Stored data entries:
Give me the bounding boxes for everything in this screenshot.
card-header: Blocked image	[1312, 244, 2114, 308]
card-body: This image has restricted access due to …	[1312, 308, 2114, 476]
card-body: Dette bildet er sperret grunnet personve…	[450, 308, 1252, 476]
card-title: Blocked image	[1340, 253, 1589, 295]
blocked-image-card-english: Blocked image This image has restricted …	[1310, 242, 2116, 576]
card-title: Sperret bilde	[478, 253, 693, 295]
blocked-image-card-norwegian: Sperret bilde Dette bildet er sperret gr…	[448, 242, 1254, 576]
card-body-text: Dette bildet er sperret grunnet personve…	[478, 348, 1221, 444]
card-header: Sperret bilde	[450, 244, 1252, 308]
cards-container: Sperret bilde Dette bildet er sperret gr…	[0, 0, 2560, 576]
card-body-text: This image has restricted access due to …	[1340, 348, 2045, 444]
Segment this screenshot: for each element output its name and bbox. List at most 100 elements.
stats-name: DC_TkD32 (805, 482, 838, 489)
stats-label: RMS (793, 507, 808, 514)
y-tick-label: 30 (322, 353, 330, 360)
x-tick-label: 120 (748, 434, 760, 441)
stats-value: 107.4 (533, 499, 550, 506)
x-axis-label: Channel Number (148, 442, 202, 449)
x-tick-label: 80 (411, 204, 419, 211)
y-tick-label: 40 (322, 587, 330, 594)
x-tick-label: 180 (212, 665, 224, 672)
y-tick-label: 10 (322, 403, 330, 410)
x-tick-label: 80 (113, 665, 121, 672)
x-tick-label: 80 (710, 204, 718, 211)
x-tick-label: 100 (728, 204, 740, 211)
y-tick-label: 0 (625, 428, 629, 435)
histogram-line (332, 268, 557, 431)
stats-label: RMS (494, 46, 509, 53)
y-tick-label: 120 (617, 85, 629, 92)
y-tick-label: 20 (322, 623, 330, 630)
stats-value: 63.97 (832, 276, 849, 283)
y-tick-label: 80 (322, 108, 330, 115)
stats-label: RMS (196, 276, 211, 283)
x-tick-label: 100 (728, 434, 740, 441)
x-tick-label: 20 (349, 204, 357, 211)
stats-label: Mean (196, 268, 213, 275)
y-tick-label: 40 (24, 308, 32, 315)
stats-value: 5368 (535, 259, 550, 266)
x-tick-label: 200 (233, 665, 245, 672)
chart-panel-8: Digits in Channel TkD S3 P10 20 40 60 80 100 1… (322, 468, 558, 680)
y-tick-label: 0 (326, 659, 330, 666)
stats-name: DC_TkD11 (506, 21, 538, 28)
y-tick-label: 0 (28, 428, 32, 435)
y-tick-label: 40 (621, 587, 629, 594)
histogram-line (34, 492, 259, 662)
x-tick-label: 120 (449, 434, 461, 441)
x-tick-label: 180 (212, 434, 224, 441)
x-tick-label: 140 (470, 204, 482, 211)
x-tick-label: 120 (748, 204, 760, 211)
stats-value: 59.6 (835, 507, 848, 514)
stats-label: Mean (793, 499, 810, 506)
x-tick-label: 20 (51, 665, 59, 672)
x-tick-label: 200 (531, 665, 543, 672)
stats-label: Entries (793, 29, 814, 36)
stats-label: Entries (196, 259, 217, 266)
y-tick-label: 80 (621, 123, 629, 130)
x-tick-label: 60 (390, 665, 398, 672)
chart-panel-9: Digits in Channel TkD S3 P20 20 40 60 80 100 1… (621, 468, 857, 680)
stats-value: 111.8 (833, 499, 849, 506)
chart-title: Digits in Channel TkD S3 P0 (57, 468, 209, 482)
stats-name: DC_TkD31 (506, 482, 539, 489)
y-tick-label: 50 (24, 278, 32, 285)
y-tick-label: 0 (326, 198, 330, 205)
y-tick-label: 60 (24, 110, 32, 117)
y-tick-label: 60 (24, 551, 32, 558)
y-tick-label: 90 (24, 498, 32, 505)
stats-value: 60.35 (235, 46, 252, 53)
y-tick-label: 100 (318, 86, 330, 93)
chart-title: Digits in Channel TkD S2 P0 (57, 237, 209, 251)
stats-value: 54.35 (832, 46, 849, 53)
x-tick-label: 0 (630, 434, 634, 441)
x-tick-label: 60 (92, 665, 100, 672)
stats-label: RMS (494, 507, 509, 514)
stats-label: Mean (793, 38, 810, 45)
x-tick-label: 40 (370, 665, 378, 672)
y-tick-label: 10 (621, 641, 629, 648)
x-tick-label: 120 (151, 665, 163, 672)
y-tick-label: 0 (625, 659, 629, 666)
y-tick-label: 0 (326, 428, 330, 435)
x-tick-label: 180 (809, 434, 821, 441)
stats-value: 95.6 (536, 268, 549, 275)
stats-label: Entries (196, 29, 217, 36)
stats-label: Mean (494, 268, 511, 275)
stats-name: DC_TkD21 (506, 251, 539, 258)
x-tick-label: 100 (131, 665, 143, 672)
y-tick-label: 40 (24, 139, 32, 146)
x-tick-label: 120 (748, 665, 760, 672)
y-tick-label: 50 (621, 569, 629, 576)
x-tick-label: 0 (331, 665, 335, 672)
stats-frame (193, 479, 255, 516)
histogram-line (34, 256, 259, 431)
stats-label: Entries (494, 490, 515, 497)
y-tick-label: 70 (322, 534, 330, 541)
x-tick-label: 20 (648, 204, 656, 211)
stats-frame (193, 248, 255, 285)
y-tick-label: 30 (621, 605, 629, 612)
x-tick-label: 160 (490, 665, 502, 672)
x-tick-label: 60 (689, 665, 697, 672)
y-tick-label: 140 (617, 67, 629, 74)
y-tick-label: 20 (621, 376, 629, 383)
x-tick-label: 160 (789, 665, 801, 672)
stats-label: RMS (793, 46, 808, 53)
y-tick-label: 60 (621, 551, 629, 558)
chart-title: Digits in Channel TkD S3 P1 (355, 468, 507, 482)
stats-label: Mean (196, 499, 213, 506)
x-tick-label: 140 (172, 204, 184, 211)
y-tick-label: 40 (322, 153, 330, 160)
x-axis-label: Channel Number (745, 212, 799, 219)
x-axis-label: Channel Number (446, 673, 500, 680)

- **GIVEN PROBLEM**: Could you write out all of the lines again, substituting "Channel Index" for every occurrence of "Channel Number" and keeping everything else unchanged?

- **ANSWER TO THIS EXERCISE**:
Give me the bounding boxes for everything in this screenshot.
card-header: Blocked image	[1312, 244, 2114, 308]
card-body: This image has restricted access due to …	[1312, 308, 2114, 476]
card-body: Dette bildet er sperret grunnet personve…	[450, 308, 1252, 476]
card-title: Blocked image	[1340, 253, 1589, 295]
blocked-image-card-english: Blocked image This image has restricted …	[1310, 242, 2116, 576]
card-title: Sperret bilde	[478, 253, 693, 295]
blocked-image-card-norwegian: Sperret bilde Dette bildet er sperret gr…	[448, 242, 1254, 576]
card-body-text: Dette bildet er sperret grunnet personve…	[478, 348, 1221, 444]
card-header: Sperret bilde	[450, 244, 1252, 308]
cards-container: Sperret bilde Dette bildet er sperret gr…	[0, 0, 2560, 576]
card-body-text: This image has restricted access due to …	[1340, 348, 2045, 444]
Segment this screenshot: for each element output its name and bbox. List at most 100 elements.
stats-name: DC_TkD32 (805, 482, 838, 489)
stats-label: RMS (793, 507, 808, 514)
y-tick-label: 30 (322, 353, 330, 360)
x-tick-label: 120 (748, 434, 760, 441)
stats-value: 107.4 (533, 499, 550, 506)
x-axis-label: Channel Index (148, 442, 202, 449)
x-tick-label: 80 (411, 204, 419, 211)
y-tick-label: 40 (322, 587, 330, 594)
x-tick-label: 180 (212, 665, 224, 672)
y-tick-label: 10 (322, 403, 330, 410)
x-tick-label: 80 (113, 665, 121, 672)
x-tick-label: 80 (710, 204, 718, 211)
x-tick-label: 100 (728, 204, 740, 211)
y-tick-label: 0 (625, 428, 629, 435)
histogram-line (332, 268, 557, 431)
stats-label: RMS (494, 46, 509, 53)
y-tick-label: 120 (617, 85, 629, 92)
y-tick-label: 20 (322, 623, 330, 630)
stats-value: 63.97 (832, 276, 849, 283)
y-tick-label: 80 (322, 108, 330, 115)
stats-label: RMS (196, 276, 211, 283)
x-tick-label: 100 (728, 434, 740, 441)
x-tick-label: 20 (349, 204, 357, 211)
stats-label: Mean (196, 268, 213, 275)
y-tick-label: 40 (24, 308, 32, 315)
stats-value: 5368 (535, 259, 550, 266)
x-tick-label: 200 (233, 665, 245, 672)
chart-panel-8: Digits in Channel TkD S3 P10 20 40 60 80 100 1… (322, 468, 558, 680)
y-tick-label: 0 (326, 659, 330, 666)
stats-name: DC_TkD11 (506, 21, 538, 28)
y-tick-label: 0 (28, 428, 32, 435)
y-tick-label: 40 (621, 587, 629, 594)
histogram-line (34, 492, 259, 662)
x-tick-label: 120 (449, 434, 461, 441)
x-tick-label: 180 (212, 434, 224, 441)
x-tick-label: 140 (470, 204, 482, 211)
x-tick-label: 120 (748, 204, 760, 211)
stats-value: 59.6 (835, 507, 848, 514)
stats-label: Mean (793, 499, 810, 506)
x-tick-label: 20 (51, 665, 59, 672)
x-tick-label: 200 (531, 665, 543, 672)
stats-label: Entries (793, 29, 814, 36)
stats-label: Entries (196, 259, 217, 266)
y-tick-label: 80 (621, 123, 629, 130)
x-tick-label: 60 (390, 665, 398, 672)
chart-panel-9: Digits in Channel TkD S3 P20 20 40 60 80 100 1… (621, 468, 857, 680)
stats-value: 111.8 (833, 499, 849, 506)
chart-title: Digits in Channel TkD S3 P0 (57, 468, 209, 482)
stats-name: DC_TkD31 (506, 482, 539, 489)
y-tick-label: 50 (24, 278, 32, 285)
y-tick-label: 0 (326, 198, 330, 205)
y-tick-label: 60 (24, 110, 32, 117)
y-tick-label: 60 (24, 551, 32, 558)
y-tick-label: 90 (24, 498, 32, 505)
stats-value: 60.35 (235, 46, 252, 53)
y-tick-label: 100 (318, 86, 330, 93)
chart-title: Digits in Channel TkD S2 P0 (57, 237, 209, 251)
stats-value: 54.35 (832, 46, 849, 53)
x-tick-label: 0 (630, 434, 634, 441)
x-tick-label: 60 (92, 665, 100, 672)
stats-label: RMS (494, 507, 509, 514)
stats-label: Mean (793, 38, 810, 45)
x-tick-label: 40 (370, 665, 378, 672)
y-tick-label: 10 (621, 641, 629, 648)
x-tick-label: 120 (151, 665, 163, 672)
y-tick-label: 0 (625, 659, 629, 666)
y-tick-label: 0 (326, 428, 330, 435)
x-tick-label: 180 (809, 434, 821, 441)
stats-value: 95.6 (536, 268, 549, 275)
stats-label: Entries (196, 29, 217, 36)
stats-label: Mean (494, 268, 511, 275)
stats-name: DC_TkD21 (506, 251, 539, 258)
x-tick-label: 100 (131, 665, 143, 672)
y-tick-label: 40 (24, 139, 32, 146)
x-tick-label: 120 (748, 665, 760, 672)
y-tick-label: 50 (621, 569, 629, 576)
x-tick-label: 0 (331, 665, 335, 672)
stats-frame (193, 479, 255, 516)
histogram-line (34, 256, 259, 431)
stats-label: Entries (494, 490, 515, 497)
y-tick-label: 70 (322, 534, 330, 541)
x-tick-label: 20 (648, 204, 656, 211)
stats-frame (193, 248, 255, 285)
y-tick-label: 30 (621, 605, 629, 612)
x-tick-label: 160 (490, 665, 502, 672)
x-tick-label: 60 (689, 665, 697, 672)
y-tick-label: 140 (617, 67, 629, 74)
y-tick-label: 20 (621, 376, 629, 383)
x-tick-label: 160 (789, 665, 801, 672)
stats-label: RMS (793, 46, 808, 53)
y-tick-label: 60 (621, 551, 629, 558)
chart-title: Digits in Channel TkD S3 P1 (355, 468, 507, 482)
stats-label: Mean (196, 499, 213, 506)
x-tick-label: 140 (172, 204, 184, 211)
y-tick-label: 40 (322, 153, 330, 160)
x-axis-label: Channel Index (745, 212, 799, 219)
x-axis-label: Channel Index (446, 673, 500, 680)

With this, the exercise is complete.